▸ **Exercise brief**:
Switch "post-preview" to "post-snippet" in the items from the line with "0, 1080, 446]" to the line with "292, 1048, 354]", and give back only those lines, otherwise unchanged.
:: Task input
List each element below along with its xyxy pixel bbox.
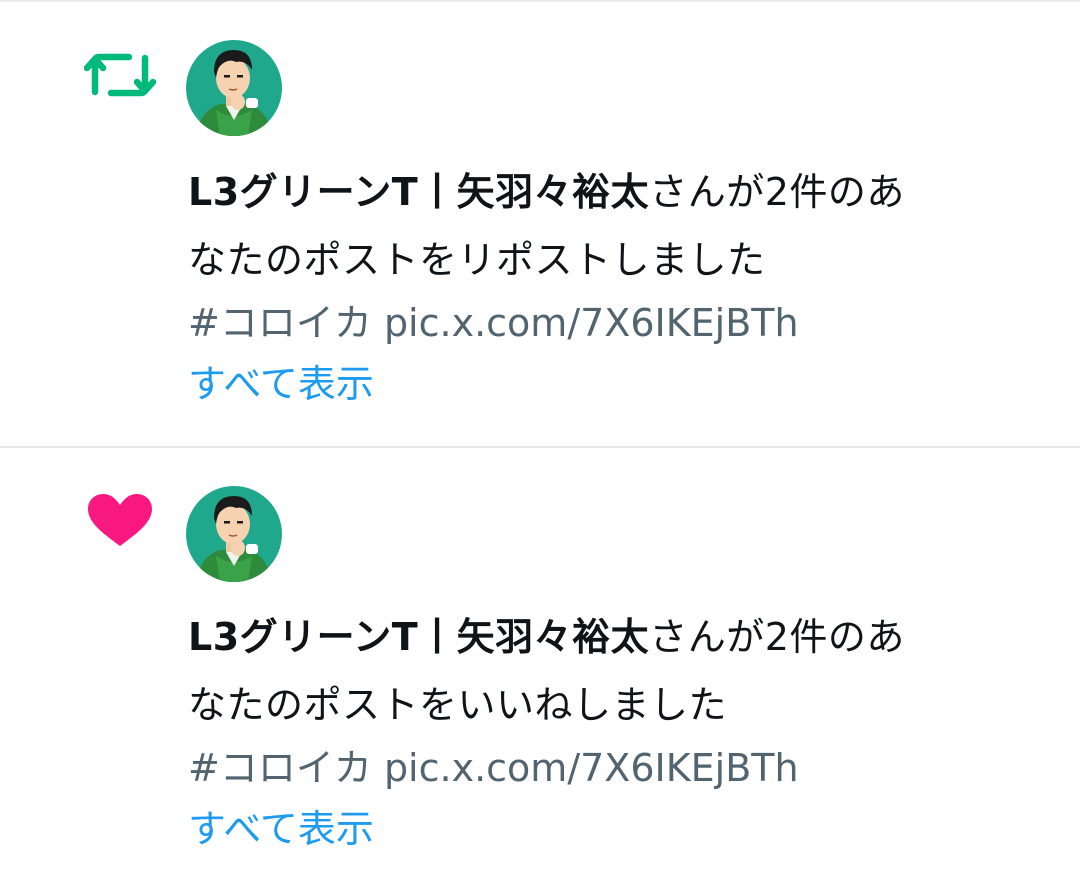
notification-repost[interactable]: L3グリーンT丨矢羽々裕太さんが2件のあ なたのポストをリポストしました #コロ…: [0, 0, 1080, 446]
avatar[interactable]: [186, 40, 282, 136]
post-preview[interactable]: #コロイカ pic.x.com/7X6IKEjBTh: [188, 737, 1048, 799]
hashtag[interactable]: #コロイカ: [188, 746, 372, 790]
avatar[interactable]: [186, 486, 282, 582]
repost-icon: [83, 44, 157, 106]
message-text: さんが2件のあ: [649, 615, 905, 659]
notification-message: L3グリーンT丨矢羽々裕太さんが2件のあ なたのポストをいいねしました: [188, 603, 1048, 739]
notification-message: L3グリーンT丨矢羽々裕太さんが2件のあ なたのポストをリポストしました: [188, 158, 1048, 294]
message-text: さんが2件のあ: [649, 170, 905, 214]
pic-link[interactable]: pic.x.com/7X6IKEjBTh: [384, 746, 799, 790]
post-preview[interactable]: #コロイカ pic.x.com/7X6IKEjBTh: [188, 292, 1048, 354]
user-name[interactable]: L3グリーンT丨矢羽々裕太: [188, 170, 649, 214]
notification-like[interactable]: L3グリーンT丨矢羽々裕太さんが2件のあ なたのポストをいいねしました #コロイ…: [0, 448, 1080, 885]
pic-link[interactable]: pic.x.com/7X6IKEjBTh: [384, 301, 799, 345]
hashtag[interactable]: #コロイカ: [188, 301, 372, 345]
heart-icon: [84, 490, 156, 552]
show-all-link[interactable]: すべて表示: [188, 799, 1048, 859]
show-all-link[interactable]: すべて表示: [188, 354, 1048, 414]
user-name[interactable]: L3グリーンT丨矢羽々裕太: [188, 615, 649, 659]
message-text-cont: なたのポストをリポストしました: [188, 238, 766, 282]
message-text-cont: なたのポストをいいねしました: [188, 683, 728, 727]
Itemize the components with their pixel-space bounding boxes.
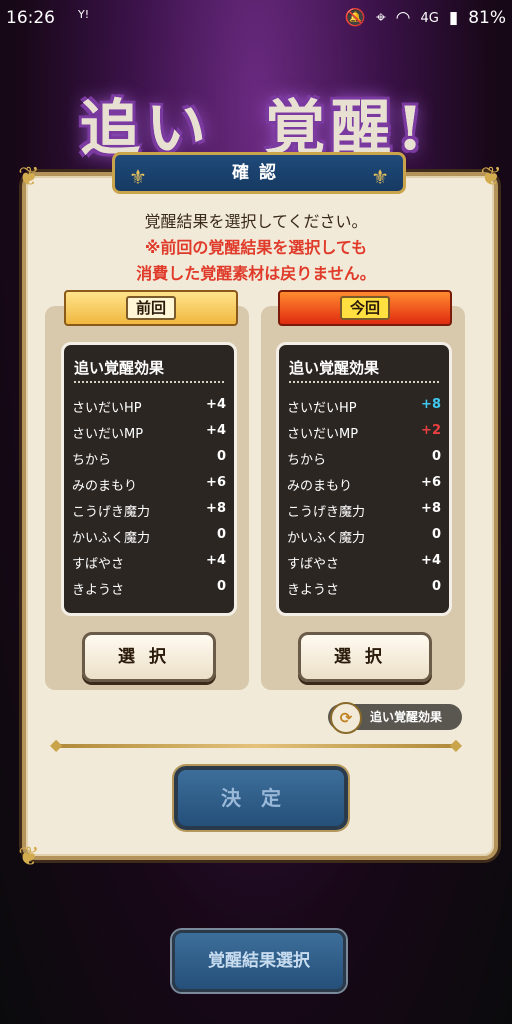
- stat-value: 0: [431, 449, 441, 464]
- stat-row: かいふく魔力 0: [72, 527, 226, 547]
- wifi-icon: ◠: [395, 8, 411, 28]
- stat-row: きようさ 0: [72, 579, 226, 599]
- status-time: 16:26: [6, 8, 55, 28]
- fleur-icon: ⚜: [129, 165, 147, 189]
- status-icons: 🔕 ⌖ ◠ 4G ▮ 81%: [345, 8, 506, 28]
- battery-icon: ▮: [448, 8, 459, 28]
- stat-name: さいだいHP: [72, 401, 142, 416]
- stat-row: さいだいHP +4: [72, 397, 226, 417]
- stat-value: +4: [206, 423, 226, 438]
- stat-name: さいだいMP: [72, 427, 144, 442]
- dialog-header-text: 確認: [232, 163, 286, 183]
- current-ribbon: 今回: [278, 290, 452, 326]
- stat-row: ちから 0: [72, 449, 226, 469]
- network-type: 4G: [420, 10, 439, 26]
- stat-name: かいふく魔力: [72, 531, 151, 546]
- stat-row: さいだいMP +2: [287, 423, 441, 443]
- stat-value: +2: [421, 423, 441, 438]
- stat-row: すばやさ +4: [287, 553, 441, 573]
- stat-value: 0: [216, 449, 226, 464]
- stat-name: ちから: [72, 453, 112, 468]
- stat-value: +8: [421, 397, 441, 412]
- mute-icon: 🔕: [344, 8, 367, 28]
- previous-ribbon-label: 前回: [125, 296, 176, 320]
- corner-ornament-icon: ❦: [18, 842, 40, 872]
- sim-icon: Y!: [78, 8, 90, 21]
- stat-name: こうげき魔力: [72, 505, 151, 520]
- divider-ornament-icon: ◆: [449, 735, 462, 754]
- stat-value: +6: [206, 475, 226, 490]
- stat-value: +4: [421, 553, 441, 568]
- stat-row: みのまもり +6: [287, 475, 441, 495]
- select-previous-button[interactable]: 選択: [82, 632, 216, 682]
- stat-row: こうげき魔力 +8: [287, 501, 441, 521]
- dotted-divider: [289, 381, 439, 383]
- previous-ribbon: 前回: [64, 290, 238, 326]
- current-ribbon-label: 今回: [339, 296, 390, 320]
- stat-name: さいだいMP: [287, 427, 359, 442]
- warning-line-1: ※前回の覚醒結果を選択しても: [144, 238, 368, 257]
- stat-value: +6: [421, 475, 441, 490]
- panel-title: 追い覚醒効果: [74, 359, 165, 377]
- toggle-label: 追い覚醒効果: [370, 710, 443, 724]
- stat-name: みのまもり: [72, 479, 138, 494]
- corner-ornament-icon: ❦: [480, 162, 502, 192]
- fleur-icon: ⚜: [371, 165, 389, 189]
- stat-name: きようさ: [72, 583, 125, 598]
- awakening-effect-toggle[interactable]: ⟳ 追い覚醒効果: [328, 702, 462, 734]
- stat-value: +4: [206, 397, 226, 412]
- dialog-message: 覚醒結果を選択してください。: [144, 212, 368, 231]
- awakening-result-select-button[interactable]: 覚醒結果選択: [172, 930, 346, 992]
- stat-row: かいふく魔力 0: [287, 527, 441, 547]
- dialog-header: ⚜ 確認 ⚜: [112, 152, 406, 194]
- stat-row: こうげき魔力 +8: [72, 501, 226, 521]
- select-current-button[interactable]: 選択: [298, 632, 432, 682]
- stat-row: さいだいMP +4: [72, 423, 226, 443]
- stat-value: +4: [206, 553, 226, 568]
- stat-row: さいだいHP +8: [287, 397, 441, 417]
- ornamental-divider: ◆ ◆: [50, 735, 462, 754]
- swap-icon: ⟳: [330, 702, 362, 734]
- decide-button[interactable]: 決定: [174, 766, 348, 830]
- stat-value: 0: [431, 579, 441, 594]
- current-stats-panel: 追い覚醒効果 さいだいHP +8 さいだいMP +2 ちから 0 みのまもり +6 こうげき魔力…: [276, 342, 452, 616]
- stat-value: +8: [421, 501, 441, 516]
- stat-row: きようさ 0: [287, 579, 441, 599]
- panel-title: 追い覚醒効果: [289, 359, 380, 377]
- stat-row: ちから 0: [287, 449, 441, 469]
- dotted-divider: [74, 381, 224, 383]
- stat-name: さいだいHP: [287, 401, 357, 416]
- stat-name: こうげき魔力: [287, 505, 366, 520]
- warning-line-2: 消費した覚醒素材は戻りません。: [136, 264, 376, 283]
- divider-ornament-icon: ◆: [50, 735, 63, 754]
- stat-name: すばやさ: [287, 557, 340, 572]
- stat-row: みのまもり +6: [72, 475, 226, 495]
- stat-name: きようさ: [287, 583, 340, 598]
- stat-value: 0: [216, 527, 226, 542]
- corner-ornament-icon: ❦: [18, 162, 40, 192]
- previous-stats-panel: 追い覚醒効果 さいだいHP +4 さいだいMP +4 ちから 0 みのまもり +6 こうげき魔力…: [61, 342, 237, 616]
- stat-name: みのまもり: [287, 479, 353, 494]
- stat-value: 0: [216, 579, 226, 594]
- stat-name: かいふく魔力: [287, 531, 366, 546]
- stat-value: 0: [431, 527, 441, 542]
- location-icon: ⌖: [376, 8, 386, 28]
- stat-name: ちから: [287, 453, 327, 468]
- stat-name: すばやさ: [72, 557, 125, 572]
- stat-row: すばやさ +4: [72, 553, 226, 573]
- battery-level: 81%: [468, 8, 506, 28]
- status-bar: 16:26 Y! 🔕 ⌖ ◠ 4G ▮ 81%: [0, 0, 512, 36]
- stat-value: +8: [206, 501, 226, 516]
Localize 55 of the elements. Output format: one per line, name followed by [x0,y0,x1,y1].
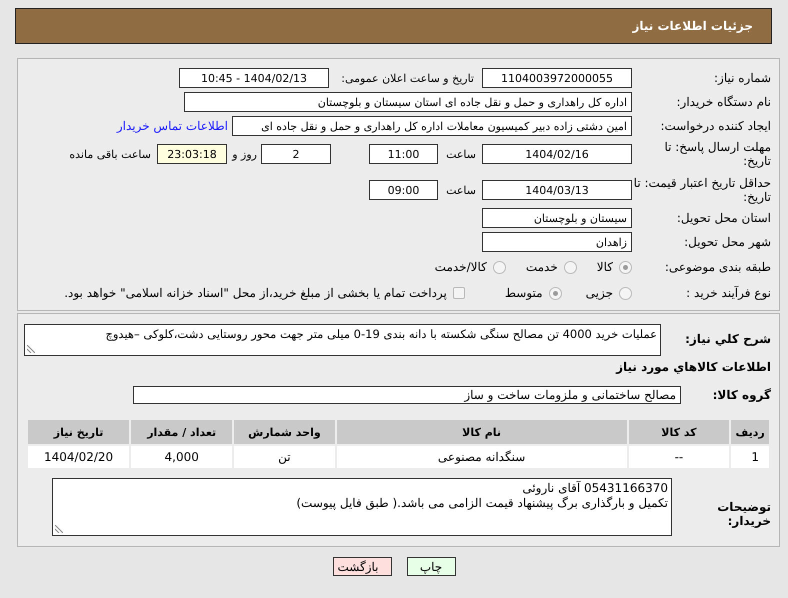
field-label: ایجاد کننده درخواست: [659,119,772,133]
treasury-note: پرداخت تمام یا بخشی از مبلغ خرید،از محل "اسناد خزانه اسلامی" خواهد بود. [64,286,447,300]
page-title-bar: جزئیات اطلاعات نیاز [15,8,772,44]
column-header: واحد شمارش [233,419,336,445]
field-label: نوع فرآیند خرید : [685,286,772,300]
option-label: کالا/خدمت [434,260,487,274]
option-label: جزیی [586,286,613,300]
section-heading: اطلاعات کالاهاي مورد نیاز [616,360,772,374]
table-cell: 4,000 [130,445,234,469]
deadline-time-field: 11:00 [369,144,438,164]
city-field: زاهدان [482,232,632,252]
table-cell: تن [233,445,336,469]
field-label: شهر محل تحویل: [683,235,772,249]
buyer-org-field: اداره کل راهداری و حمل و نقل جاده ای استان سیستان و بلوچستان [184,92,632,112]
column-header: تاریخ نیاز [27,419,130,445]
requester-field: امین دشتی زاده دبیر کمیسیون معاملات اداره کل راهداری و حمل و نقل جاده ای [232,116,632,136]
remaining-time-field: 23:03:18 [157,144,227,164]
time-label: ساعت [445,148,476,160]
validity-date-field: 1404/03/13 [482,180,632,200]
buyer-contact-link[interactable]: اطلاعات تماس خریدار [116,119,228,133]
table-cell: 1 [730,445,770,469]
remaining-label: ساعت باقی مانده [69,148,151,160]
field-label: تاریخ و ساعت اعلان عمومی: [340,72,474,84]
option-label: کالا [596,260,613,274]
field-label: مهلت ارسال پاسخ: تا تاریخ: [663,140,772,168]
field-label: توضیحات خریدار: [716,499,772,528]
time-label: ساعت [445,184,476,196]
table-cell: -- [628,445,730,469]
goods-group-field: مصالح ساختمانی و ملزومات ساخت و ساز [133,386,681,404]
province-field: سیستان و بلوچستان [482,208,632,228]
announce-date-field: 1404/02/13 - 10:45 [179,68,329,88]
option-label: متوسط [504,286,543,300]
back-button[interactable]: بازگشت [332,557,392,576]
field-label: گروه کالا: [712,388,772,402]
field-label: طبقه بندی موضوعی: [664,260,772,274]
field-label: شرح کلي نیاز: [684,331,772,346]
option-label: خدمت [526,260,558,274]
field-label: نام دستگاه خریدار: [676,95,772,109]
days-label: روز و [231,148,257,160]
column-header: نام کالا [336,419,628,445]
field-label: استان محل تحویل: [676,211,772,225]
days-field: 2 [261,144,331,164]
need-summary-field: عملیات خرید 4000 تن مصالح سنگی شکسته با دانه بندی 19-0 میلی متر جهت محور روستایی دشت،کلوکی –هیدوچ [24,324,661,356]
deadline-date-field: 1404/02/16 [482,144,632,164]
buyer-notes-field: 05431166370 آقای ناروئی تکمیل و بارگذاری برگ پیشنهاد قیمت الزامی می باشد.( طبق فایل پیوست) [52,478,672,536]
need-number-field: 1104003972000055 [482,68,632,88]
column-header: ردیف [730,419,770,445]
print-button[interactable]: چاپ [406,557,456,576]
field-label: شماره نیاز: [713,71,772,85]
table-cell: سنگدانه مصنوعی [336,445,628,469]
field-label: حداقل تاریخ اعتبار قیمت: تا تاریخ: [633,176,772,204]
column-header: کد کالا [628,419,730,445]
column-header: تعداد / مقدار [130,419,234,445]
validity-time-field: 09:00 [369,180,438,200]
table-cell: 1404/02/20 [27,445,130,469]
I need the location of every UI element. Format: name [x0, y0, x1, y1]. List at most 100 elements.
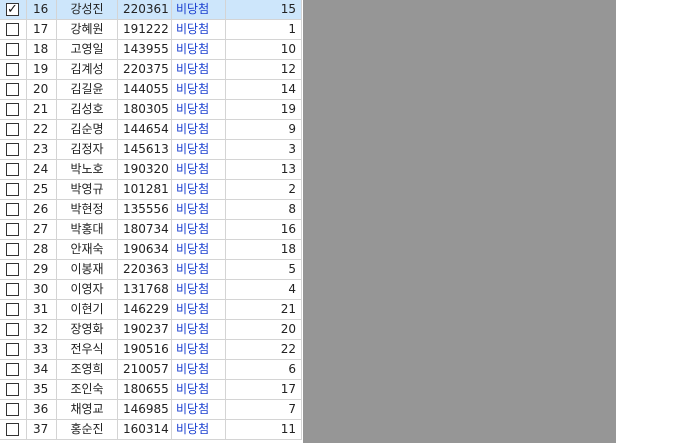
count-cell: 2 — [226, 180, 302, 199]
::::
▸ **Answer for this exercise**:
notification-repost[interactable]: L3グリーンT丨矢羽々裕太さんが2件のあ なたのポストをリポストしました #コロ…: [0, 0, 1080, 446]
avatar[interactable]: [186, 40, 282, 136]
post-snippet[interactable]: #コロイカ pic.x.com/7X6IKEjBTh: [188, 737, 1048, 799]
hashtag[interactable]: #コロイカ: [188, 746, 372, 790]
avatar[interactable]: [186, 486, 282, 582]
repost-icon: [83, 44, 157, 106]
message-text: さんが2件のあ: [649, 615, 905, 659]
notification-message: L3グリーンT丨矢羽々裕太さんが2件のあ なたのポストをいいねしました: [188, 603, 1048, 739]
notification-message: L3グリーンT丨矢羽々裕太さんが2件のあ なたのポストをリポストしました: [188, 158, 1048, 294]
message-text: さんが2件のあ: [649, 170, 905, 214]
pic-link[interactable]: pic.x.com/7X6IKEjBTh: [384, 746, 799, 790]
post-snippet[interactable]: #コロイカ pic.x.com/7X6IKEjBTh: [188, 292, 1048, 354]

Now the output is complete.